■ **Task directions**: Take each line containing the word "pracy" and copy it.
————————
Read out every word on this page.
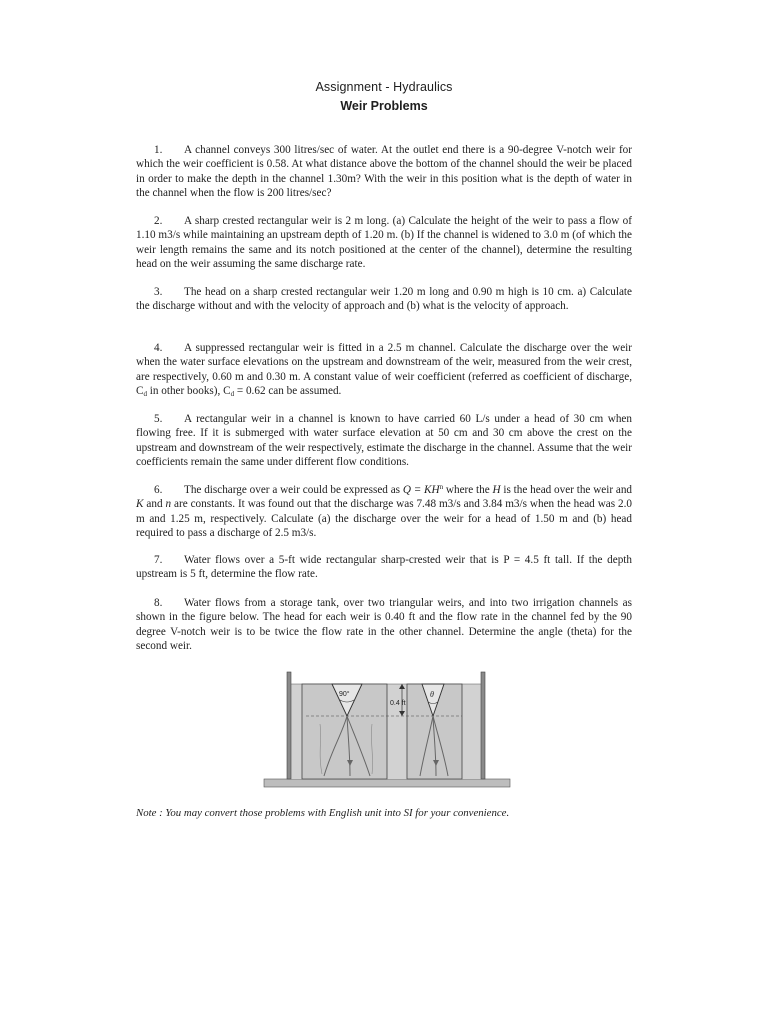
Assignment - Hydraulics
Weir Problems
1. A channel conveys 300 litres/sec of water. At the outlet end there is a 90-degree V-notch weir for which the weir coefficient is 0.58. At what distance above the bottom of the channel should the weir be placed in order to make the depth in the channel 1.30m? With the weir in this position what is the depth of water in the channel when the flow is 200 litres/sec?
2. A sharp crested rectangular weir is 2 m long. (a) Calculate the height of the weir to pass a flow of 1.10 m3/s while maintaining an upstream depth of 1.20 m. (b) If the channel is widened to 3.0 m (of which the weir length remains the same and its notch positioned at the center of the channel), determine the resulting head on the weir assuming the same discharge rate.
3. The head on a sharp crested rectangular weir 1.20 m long and 0.90 m high is 10 cm. a) Calculate the discharge without and with the velocity of approach and (b) what is the velocity of approach.
4. A suppressed rectangular weir is fitted in a 2.5 m channel. Calculate the discharge over the weir when the water surface elevations on the upstream and downstream of the weir, measured from the weir crest, are respectively, 0.60 m and 0.30 m. A constant value of weir coefficient (referred as coefficient of discharge, $C_d$ in other books), $C_d = 0.62$ can be assumed.
5. A rectangular weir in a channel is known to have carried 60 L/s under a head of 30 cm when flowing free. If it is submerged with water surface elevation at 50 cm and 30 cm above the crest on the upstream and downstream of the weir respectively, estimate the discharge in the channel. Assume that the weir coefficients remain the same under different flow conditions.
6. The discharge over a weir could be expressed as $Q = KH^n$ where the H is the head over the weir and K and n are constants. It was found out that the discharge was 7.48 m3/s and 3.84 m3/s when the head was 2.0 m and 1.25 m, respectively. Calculate (a) the discharge over the weir for a head of 1.50 m and (b) head required to pass a discharge of 2.5 m3/s.
7. Water flows over a 5-ft wide rectangular sharp-crested weir that is P = 4.5 ft tall. If the depth upstream is 5 ft, determine the flow rate.
8. Water flows from a storage tank, over two triangular weirs, and into two irrigation channels as shown in the figure below. The head for each weir is 0.40 ft and the flow rate in the channel fed by the 90 degree V-notch weir is to be twice the flow rate in the other channel. Determine the angle (theta) for the second weir.
0.4 ft
90°	θ
Note : You may convert those problems with English unit into SI for your convenience.
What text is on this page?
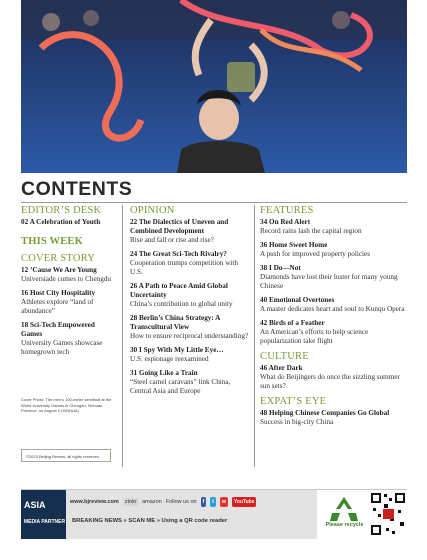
CONTENTS
EDITOR’S DESK
02 A Celebration of Youth
THIS WEEK
COVER STORY
12 ’Cause We Are Young
Universiade comes to Chengdu
16 Host City Hospitality
Athletes explore “land of abundance”
18 Sci-Tech Empowered Games
University Games showcase homegrown tech
OPINION
22 The Dialectics of Uneven and Combined Development
Rise and fall or rise and rise?
24 The Great Sci-Tech Rivalry?
Cooperation trumps competition with U.S.
26 A Path to Peace Amid Global Uncertainty
China’s contribution to global unity
28 Berlin’s China Strategy: A Transcultural View
How to ensure reciprocal understanding?
30 I Spy With My Little Eye…
U.S. espionage reexamined
31 Going Like a Train
“Steel camel caravans” link China, Central Asia and Europe
FEATURES
34 On Red Alert
Record rains lash the capital region
36 Home Sweet Home
A push for improved property policies
38 I Do—Not
Diamonds have lost their luster for many young Chinese
40 Emotional Overtones
A master dedicates heart and soul to Kunqu Opera
42 Birds of a Feather
An American’s efforts to help science popularization take flight
CULTURE
46 After Dark
What do Beijingers do once the sizzling summer sun sets?
EXPAT’S EYE
48 Helping Chinese Companies Go Global
Success in big-city China
Cover Photo: The men’s 100-meter semifinal at the World University Games in Chengdu, Sichuan Province, on August 2 (XINHUA)
©2023 Beijing Review, all rights reserved.
ASIA
MEDIA PARTNER
www.bjreview.com	zinio	amazon Follow us on	f	t	w	YouTube
BREAKING NEWS » SCAN ME » Using a QR code reader
Please recycle
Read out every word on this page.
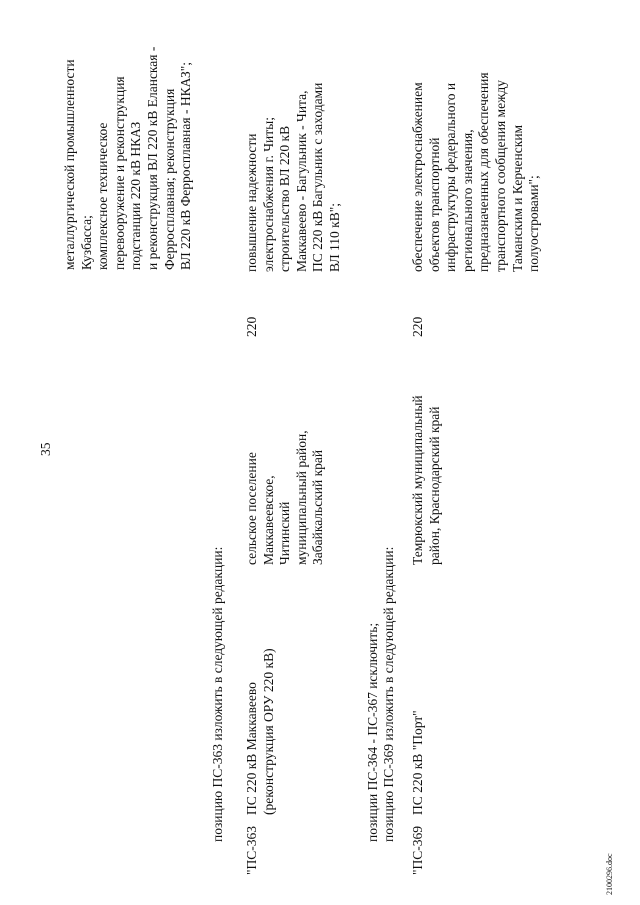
35
позицию ПС-363 изложить в следующей редакции:	позиции ПС-364 - ПС-367 исключить; позицию ПС-369 изложить в следующей редакции:
"ПС-363
ПС 220 кВ Маккавеево (реконструкция ОРУ 220 кВ)
сельское поселение Маккавеевское, Читинский муниципальный район, Забайкальский край
220
повышение надежности электроснабжения г. Читы; строительство ВЛ 220 кВ Маккавеево - Багульник - Чита, ПС 220 кВ Багульник с заходами ВЛ 110 кВ";
"ПС-369
ПС 220 кВ "Порт"
Темрюкский муниципальный район, Краснодарский край
220
обеспечение электроснабжением объектов транспортной инфраструктуры федерального и регионального значения, предназначенных для обеспечения транспортного сообщения между Таманским и Керченским полуостровами";
металлургической промышленности Кузбасса; комплексное техническое перевооружение и реконструкция подстанции 220 кВ НКАЗ и реконструкция ВЛ 220 кВ Еланская - Ферросплавная; реконструкция ВЛ 220 кВ Ферросплавная - НКАЗ";
2100296.doc
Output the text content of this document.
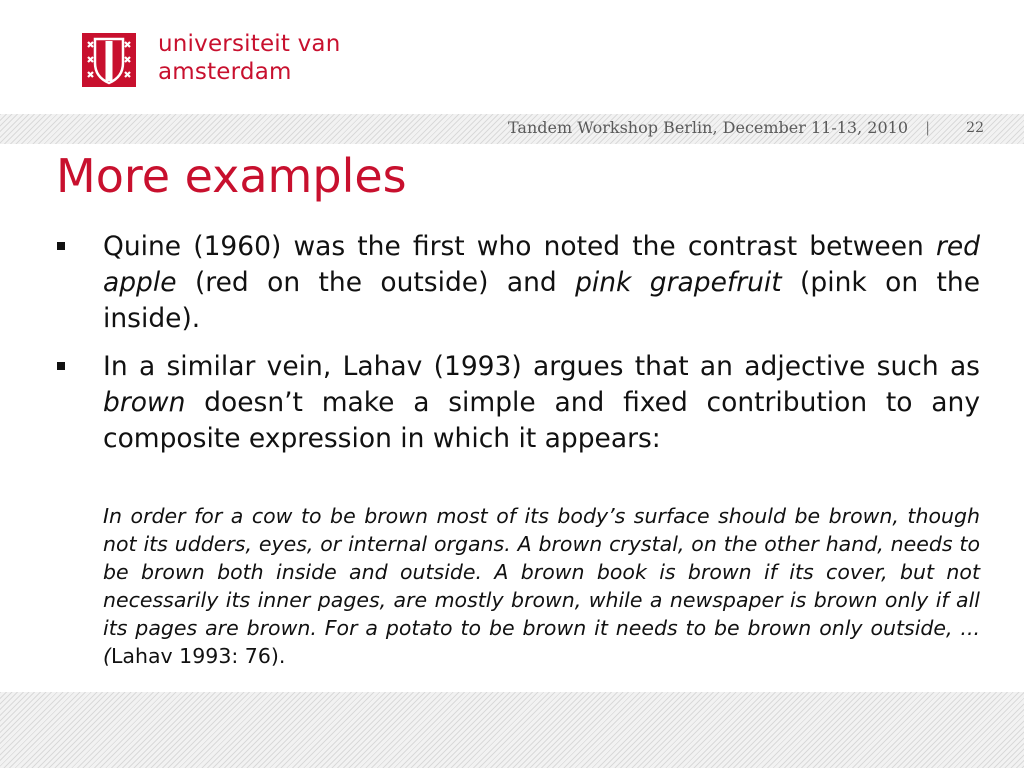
universiteit van
amsterdam
Tandem Workshop Berlin, December 11-13, 2010 |	22
More examples
Quine (1960) was the first who noted the contrast between red apple (red on the outside) and pink grapefruit (pink on the inside).
In a similar vein, Lahav (1993) argues that an adjective such as brown doesn’t make a simple and fixed contribution to any composite expression in which it appears:

In order for a cow to be brown most of its body’s surface should be brown, though not its udders, eyes, or internal organs. A brown crystal, on the other hand, needs to be brown both inside and outside. A brown book is brown if its cover, but not necessarily its inner pages, are mostly brown, while a newspaper is brown only if all its pages are brown. For a potato to be brown it needs to be brown only outside, ... (Lahav 1993: 76).
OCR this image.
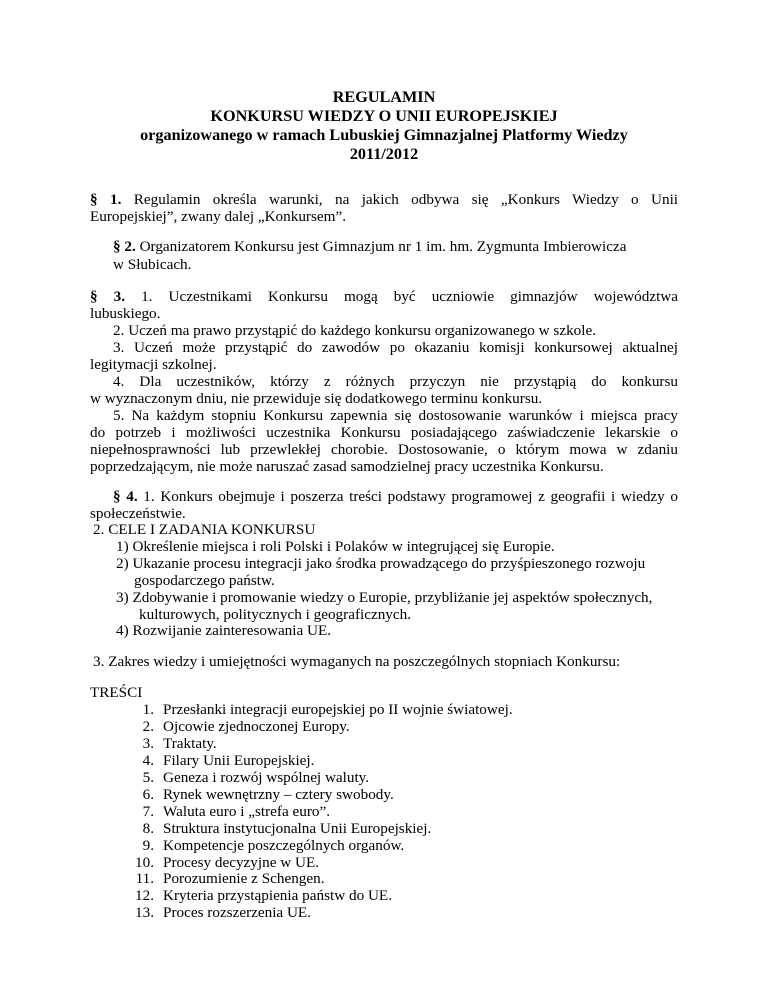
REGULAMIN
KONKURSU WIEDZY O UNII EUROPEJSKIEJ
organizowanego w ramach Lubuskiej Gimnazjalnej Platformy Wiedzy
2011/2012
§ 1. Regulamin określa warunki, na jakich odbywa się „Konkurs Wiedzy o Unii
Europejskiej”, zwany dalej „Konkursem”.
§ 2. Organizatorem Konkursu jest Gimnazjum nr 1 im. hm. Zygmunta Imbierowicza
w Słubicach.
§ 3. 1. Uczestnikami Konkursu mogą być uczniowie gimnazjów województwa
lubuskiego.
2. Uczeń ma prawo przystąpić do każdego konkursu organizowanego w szkole.
3. Uczeń może przystąpić do zawodów po okazaniu komisji konkursowej aktualnej
legitymacji szkolnej.
4. Dla uczestników, którzy z różnych przyczyn nie przystąpią do konkursu
w wyznaczonym dniu, nie przewiduje się dodatkowego terminu konkursu.
5. Na każdym stopniu Konkursu zapewnia się dostosowanie warunków i miejsca pracy
do potrzeb i możliwości uczestnika Konkursu posiadającego zaświadczenie lekarskie o
niepełnosprawności lub przewlekłej chorobie. Dostosowanie, o którym mowa w zdaniu
poprzedzającym, nie może naruszać zasad samodzielnej pracy uczestnika Konkursu.
§ 4. 1. Konkurs obejmuje i poszerza treści podstawy programowej z geografii i wiedzy o
społeczeństwie.
2. CELE I ZADANIA KONKURSU
1) Określenie miejsca i roli Polski i Polaków w integrującej się Europie.
2) Ukazanie procesu integracji jako środka prowadzącego do przyśpieszonego rozwoju
gospodarczego państw.
3) Zdobywanie i promowanie wiedzy o Europie, przybliżanie jej aspektów społecznych,
kulturowych, politycznych i geograficznych.
4) Rozwijanie zainteresowania UE.
3. Zakres wiedzy i umiejętności wymaganych na poszczególnych stopniach Konkursu:
TREŚCI
1. Przesłanki integracji europejskiej po II wojnie światowej.
2. Ojcowie zjednoczonej Europy.
3. Traktaty.
4. Filary Unii Europejskiej.
5. Geneza i rozwój wspólnej waluty.
6. Rynek wewnętrzny – cztery swobody.
7. Waluta euro i „strefa euro”.
8. Struktura instytucjonalna Unii Europejskiej.
9. Kompetencje poszczególnych organów.
10. Procesy decyzyjne w UE.
11. Porozumienie z Schengen.
12. Kryteria przystąpienia państw do UE.
13. Proces rozszerzenia UE.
————————
■ **Written solution**:
5. Na każdym stopniu Konkursu zapewnia się dostosowanie warunków i miejsca pracy
poprzedzającym, nie może naruszać zasad samodzielnej pracy uczestnika Konkursu.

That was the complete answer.